• Instrucciones: Según el texto sobre la cuenta ómnibus, ¿cuántas posiciones por mercado tiene el bróker cuando usa una cuenta global?

• Texto de lectura:
Mantener una posición nominativa por cliente en cada mercado significa pagar al depositario central por cada titular y por cada movimiento, con toda la operativa que eso arrastra. Con una cuenta global, el bróker tiene una sola posición por mercado y el reparto lo lleva en su propio sistema. Multiplica por cien mil clientes y entenderás la diferencia de precio.
Además, no es una rareza: la cuenta ómnibus es el estándar en casi todo el mundo. El registro nominativo detallado que tenemos en España es más bien la excepción, no la norma internacional.

• Material mostrado:
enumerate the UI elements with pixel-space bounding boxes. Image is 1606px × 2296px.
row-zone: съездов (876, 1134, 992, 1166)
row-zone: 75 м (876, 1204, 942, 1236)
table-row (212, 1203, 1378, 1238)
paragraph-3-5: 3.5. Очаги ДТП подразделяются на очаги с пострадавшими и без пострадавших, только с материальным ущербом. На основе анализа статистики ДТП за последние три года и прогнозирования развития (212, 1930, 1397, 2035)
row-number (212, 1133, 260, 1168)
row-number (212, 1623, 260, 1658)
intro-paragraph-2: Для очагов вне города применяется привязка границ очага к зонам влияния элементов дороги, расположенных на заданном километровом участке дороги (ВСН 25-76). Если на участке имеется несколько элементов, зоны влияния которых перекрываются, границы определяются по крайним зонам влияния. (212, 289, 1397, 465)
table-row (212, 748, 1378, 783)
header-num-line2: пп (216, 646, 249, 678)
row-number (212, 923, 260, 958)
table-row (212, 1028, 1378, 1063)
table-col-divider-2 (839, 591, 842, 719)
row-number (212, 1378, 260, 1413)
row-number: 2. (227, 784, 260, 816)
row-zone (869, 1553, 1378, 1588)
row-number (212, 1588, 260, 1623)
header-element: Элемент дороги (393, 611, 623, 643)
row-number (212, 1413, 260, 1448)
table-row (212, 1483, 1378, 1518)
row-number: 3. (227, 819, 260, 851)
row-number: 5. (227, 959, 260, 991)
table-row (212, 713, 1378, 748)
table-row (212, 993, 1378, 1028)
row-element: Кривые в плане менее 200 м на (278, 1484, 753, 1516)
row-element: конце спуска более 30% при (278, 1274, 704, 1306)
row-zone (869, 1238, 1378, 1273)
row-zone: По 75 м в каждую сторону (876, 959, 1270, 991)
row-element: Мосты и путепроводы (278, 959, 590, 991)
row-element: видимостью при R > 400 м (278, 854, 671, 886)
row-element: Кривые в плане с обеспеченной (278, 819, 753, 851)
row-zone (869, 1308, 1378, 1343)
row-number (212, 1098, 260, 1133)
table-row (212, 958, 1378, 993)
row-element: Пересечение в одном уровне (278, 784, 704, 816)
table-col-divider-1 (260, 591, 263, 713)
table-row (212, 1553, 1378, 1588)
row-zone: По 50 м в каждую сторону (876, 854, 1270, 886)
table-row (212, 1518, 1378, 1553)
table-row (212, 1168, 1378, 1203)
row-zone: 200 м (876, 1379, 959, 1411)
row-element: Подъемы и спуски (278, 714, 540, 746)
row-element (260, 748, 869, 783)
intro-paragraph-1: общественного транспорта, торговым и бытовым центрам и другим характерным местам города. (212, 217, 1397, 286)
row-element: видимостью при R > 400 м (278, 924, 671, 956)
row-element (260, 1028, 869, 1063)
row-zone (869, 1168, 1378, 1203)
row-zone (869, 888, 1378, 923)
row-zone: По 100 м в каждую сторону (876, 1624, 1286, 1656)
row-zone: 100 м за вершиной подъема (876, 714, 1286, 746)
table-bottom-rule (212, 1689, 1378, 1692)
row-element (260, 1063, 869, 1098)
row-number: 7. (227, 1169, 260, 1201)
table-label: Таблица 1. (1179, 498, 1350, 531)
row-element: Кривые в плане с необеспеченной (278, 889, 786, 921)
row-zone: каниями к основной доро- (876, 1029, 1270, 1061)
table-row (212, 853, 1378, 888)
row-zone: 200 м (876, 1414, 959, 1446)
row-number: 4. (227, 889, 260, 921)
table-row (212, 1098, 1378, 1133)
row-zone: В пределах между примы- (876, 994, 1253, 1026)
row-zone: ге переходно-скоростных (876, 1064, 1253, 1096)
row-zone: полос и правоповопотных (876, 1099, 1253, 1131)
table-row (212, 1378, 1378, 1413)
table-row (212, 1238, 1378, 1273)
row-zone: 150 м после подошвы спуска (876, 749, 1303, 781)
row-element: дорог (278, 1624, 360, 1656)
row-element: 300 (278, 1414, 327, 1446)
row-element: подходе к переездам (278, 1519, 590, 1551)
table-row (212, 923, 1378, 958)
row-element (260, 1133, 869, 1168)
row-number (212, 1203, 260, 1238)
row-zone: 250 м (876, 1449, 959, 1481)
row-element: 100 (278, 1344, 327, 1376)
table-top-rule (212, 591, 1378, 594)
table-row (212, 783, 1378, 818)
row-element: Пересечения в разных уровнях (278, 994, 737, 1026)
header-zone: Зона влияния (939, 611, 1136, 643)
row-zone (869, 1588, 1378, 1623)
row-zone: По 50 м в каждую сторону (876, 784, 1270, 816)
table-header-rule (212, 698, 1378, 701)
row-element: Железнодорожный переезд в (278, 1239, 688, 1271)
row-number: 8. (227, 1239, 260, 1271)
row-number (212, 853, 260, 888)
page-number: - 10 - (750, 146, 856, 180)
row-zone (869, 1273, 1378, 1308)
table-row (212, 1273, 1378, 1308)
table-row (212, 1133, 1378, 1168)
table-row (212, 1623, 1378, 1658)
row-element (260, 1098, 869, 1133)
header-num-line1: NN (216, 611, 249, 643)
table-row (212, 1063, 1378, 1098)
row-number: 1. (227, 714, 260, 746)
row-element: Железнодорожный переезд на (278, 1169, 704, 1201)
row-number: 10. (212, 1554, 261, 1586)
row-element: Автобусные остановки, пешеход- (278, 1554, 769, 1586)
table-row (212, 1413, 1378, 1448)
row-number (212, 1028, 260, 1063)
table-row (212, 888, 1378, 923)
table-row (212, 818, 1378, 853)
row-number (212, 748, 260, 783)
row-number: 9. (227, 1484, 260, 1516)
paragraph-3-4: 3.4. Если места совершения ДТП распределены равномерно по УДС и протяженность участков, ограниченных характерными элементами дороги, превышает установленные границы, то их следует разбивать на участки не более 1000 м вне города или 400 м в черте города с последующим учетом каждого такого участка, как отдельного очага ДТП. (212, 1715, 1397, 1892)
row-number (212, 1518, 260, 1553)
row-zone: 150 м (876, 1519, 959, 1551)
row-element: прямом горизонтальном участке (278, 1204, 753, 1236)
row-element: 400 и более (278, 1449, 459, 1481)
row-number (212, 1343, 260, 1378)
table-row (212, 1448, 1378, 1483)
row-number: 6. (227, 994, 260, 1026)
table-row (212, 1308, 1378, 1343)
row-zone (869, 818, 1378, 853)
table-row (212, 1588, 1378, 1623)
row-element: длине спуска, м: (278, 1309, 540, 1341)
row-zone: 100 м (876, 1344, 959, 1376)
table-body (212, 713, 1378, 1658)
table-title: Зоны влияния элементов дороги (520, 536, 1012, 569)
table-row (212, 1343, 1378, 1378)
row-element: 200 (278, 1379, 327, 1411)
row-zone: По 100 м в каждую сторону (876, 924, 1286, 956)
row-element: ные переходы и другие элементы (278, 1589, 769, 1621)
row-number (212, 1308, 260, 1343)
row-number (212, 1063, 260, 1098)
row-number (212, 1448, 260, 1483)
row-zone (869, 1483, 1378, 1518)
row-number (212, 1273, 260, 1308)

• Resultado obtenido: Una sola posición por mercado.